Where a line in the listing contains the string "July", copy that line out.

BEGIN ENTRIES SUPPLIED

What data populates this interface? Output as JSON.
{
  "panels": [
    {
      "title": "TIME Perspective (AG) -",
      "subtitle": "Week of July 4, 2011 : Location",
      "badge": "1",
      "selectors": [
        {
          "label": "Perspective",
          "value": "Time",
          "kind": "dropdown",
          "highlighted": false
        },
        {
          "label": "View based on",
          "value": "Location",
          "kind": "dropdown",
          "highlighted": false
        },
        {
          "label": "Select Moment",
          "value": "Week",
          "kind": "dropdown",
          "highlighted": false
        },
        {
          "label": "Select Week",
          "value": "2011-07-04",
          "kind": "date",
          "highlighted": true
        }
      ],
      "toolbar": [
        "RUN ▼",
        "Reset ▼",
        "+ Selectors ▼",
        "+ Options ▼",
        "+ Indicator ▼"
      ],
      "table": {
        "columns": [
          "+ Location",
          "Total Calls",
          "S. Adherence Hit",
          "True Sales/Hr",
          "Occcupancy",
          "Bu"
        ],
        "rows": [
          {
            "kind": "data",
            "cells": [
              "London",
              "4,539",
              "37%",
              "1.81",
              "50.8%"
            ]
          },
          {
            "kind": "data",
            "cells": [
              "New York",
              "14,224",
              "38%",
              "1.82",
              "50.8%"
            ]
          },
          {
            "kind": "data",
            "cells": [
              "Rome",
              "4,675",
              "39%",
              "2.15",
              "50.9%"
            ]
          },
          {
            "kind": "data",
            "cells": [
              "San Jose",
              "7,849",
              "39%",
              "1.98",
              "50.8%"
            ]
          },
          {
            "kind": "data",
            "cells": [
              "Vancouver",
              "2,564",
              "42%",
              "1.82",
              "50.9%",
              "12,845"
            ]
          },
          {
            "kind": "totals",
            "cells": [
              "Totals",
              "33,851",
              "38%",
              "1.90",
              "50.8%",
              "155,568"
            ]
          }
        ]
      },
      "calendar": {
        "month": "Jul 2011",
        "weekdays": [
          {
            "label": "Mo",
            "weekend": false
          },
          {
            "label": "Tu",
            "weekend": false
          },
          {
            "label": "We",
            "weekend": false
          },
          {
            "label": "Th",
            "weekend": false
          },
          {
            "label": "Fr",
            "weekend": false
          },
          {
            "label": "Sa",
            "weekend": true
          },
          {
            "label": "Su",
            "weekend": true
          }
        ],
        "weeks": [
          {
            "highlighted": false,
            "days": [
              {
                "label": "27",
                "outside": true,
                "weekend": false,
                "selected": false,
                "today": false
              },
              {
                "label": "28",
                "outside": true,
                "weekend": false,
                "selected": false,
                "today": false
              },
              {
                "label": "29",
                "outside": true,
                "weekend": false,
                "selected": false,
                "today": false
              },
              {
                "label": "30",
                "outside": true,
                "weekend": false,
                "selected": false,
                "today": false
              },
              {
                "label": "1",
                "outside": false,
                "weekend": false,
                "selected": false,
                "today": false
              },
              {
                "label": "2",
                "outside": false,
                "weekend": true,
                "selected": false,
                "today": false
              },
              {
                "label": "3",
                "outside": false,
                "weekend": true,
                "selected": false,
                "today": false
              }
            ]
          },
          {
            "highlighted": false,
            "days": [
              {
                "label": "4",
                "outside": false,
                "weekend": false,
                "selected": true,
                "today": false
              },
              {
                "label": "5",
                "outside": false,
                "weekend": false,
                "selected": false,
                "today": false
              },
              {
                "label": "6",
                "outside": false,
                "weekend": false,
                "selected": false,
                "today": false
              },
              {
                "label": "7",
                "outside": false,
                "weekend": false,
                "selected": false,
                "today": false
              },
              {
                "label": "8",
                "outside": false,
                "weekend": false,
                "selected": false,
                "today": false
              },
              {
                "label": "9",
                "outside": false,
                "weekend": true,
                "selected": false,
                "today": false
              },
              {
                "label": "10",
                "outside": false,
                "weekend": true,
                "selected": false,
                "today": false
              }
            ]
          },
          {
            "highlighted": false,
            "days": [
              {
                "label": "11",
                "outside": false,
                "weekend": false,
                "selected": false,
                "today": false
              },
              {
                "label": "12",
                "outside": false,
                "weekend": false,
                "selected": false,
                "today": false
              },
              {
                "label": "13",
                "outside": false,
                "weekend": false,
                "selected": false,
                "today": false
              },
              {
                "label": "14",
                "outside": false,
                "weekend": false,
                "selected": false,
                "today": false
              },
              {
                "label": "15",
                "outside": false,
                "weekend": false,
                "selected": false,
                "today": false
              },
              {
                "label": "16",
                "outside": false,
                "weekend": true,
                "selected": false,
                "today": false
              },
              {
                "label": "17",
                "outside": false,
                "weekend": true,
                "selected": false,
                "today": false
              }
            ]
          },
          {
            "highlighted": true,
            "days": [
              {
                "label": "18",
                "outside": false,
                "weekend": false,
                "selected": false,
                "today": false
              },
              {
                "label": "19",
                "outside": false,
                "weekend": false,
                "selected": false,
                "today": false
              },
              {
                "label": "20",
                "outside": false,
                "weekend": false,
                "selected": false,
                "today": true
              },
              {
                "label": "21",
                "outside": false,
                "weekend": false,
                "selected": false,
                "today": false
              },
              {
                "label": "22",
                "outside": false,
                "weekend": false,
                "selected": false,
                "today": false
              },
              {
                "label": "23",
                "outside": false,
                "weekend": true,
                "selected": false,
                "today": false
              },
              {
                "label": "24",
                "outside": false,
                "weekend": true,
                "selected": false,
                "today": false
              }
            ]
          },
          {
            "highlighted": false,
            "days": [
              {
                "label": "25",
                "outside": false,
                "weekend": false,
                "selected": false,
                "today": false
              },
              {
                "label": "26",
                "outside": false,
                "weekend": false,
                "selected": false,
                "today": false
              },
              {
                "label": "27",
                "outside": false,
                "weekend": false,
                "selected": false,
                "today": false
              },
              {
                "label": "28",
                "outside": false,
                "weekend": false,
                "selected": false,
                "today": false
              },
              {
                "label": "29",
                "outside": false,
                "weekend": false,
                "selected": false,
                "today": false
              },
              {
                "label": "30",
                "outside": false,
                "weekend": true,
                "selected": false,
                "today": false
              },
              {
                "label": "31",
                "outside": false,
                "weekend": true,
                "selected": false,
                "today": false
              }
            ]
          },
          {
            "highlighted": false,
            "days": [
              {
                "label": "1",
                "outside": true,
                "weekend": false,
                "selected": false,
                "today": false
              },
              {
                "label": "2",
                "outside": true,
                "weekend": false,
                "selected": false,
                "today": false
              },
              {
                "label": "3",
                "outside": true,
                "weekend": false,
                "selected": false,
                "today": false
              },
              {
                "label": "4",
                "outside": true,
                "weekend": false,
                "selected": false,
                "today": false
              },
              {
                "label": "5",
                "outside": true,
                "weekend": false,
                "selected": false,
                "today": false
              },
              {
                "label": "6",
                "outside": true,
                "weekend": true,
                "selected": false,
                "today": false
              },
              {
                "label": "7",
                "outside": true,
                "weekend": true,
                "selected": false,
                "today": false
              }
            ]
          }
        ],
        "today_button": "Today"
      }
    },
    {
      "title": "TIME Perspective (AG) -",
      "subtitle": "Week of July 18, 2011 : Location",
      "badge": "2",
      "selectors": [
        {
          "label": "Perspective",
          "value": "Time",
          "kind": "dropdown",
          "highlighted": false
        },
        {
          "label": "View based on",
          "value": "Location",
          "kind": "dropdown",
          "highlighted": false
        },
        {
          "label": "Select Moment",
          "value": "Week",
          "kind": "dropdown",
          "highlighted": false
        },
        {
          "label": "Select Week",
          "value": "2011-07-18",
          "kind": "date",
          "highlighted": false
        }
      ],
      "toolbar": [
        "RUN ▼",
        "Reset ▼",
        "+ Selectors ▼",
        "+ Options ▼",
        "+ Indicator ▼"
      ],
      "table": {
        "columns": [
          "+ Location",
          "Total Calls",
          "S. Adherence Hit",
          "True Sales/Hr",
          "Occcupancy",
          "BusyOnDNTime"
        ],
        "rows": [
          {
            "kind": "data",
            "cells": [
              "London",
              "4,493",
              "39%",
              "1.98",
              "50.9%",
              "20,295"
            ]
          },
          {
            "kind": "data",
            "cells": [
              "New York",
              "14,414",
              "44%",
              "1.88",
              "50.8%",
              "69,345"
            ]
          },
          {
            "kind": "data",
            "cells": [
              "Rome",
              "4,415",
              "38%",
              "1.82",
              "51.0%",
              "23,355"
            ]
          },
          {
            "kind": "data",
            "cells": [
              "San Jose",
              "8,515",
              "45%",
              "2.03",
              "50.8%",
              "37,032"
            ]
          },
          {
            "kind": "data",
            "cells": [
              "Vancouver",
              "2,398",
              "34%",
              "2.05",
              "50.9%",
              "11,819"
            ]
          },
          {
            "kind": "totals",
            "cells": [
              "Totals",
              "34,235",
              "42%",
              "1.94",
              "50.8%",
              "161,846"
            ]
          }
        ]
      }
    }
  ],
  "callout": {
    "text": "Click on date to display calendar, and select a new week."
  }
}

END ENTRIES SUPPLIED

_EXPECTED OUTPUT:_
      "subtitle": "Week of July 4, 2011 : Location",
      "subtitle": "Week of July 18, 2011 : Location",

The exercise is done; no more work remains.